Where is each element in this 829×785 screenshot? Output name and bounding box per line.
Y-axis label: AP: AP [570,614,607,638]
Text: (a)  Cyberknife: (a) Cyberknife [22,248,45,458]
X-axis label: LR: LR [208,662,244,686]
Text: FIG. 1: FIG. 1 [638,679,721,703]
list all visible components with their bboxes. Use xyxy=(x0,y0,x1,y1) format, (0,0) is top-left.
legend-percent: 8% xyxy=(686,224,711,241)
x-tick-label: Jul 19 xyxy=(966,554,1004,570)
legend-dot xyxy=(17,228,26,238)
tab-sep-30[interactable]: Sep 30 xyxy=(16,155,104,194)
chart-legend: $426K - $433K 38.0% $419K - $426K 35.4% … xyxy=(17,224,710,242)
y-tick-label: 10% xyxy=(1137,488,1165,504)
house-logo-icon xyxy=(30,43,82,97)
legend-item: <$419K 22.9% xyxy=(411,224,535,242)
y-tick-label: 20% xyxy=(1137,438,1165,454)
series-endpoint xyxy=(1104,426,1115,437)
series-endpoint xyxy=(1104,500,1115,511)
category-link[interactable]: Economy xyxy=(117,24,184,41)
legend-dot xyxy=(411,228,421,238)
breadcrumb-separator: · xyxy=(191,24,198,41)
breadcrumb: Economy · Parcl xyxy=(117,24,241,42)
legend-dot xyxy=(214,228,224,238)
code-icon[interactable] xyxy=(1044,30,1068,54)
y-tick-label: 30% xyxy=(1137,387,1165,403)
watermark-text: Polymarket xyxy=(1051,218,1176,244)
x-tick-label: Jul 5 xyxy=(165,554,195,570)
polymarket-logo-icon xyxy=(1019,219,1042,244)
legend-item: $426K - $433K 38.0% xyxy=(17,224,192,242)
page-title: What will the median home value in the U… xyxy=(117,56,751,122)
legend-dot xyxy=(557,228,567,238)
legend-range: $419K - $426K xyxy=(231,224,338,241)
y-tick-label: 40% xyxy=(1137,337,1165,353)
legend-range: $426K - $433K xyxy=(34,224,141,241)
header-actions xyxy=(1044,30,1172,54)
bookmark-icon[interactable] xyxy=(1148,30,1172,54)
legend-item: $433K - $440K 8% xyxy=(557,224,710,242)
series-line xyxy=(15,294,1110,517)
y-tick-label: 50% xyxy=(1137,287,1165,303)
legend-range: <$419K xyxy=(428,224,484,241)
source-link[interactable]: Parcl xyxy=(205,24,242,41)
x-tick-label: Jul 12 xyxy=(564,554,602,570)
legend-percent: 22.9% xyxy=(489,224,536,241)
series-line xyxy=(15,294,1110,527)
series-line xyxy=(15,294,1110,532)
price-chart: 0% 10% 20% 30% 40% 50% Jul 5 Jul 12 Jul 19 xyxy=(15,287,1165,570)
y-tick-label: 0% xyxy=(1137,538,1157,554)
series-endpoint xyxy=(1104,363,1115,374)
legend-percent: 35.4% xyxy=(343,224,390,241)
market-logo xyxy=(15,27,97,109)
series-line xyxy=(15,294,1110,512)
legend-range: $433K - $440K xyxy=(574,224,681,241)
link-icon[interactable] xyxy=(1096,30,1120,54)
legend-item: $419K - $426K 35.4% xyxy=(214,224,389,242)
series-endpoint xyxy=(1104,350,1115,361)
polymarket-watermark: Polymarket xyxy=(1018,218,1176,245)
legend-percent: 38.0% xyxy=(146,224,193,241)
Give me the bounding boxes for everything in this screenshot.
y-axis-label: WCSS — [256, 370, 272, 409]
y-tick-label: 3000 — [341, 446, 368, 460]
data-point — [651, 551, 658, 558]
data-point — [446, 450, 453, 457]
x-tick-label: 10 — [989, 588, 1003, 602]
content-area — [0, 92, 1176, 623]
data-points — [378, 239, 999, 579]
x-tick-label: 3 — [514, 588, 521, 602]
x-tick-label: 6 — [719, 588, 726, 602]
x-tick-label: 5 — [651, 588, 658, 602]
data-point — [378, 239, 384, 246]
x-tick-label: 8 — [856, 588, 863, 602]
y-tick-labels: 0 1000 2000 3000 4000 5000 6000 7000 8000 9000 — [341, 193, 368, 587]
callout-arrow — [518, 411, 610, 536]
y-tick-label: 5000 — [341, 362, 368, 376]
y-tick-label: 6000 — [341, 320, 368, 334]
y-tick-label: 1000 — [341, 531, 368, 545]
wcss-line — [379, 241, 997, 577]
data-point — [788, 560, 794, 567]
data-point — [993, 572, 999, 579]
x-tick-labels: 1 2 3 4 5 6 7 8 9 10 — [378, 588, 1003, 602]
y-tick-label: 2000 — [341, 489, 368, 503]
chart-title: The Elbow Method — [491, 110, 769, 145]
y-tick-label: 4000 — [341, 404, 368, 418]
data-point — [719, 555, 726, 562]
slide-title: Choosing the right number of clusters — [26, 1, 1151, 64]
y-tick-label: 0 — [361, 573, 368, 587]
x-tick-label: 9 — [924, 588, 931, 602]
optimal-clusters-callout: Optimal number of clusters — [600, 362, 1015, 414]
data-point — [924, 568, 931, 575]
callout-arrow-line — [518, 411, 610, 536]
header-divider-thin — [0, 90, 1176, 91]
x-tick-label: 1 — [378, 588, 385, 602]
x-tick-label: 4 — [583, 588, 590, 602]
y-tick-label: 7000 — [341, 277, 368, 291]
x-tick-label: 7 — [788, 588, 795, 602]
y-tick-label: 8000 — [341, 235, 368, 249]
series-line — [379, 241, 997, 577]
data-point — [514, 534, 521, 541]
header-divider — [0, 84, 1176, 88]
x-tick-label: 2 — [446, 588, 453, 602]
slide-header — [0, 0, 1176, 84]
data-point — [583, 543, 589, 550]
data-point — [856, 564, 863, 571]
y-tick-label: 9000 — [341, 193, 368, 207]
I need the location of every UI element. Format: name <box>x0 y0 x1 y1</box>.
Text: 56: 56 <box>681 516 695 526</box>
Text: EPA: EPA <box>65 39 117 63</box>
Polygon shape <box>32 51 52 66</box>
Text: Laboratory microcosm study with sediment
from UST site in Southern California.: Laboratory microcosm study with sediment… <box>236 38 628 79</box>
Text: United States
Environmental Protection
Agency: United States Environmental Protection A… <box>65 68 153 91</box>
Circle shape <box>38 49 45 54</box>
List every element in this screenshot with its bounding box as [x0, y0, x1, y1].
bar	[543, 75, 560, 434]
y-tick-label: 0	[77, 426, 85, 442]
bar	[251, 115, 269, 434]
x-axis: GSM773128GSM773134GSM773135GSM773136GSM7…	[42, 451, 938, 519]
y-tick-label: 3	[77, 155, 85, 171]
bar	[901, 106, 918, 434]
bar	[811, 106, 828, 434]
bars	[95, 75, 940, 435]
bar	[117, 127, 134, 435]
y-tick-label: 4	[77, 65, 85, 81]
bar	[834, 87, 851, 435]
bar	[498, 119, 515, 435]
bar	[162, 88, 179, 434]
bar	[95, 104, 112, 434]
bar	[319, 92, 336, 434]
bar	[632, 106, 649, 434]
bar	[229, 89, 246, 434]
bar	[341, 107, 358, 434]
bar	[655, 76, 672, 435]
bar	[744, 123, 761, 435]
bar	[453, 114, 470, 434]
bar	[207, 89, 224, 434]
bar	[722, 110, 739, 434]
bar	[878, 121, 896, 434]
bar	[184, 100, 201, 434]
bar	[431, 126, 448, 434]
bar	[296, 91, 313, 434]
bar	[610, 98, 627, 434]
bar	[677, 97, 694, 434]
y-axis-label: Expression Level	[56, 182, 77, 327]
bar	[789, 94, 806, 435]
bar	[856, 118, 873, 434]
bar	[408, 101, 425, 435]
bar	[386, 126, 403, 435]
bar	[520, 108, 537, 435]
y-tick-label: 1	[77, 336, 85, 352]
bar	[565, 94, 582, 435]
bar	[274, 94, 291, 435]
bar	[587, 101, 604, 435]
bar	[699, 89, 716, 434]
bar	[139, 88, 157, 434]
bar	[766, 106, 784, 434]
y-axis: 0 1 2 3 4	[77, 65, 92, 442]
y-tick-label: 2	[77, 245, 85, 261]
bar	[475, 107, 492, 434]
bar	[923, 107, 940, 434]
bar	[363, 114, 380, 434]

> _The exercise_: Can you lay out every line from the start of the rows through the line holding "X-axis label: LR: LR [208,662,244,686]", inclusive, as a Markdown table with an Index column for the line number and a Line column for its text, leaving out blank lines?

> _Exercise answer_:
| Index | Line |
|---|---|
| 1 | Where is each element in this 829×785 screenshot? Output name and bounding box per line. |
| 2 | Y-axis label: AP: AP [570,614,607,638] |
| 3 | Text: (a)  Cyberknife: (a) Cyberknife [22,248,45,458] |
| 4 | X-axis label: LR: LR [208,662,244,686] |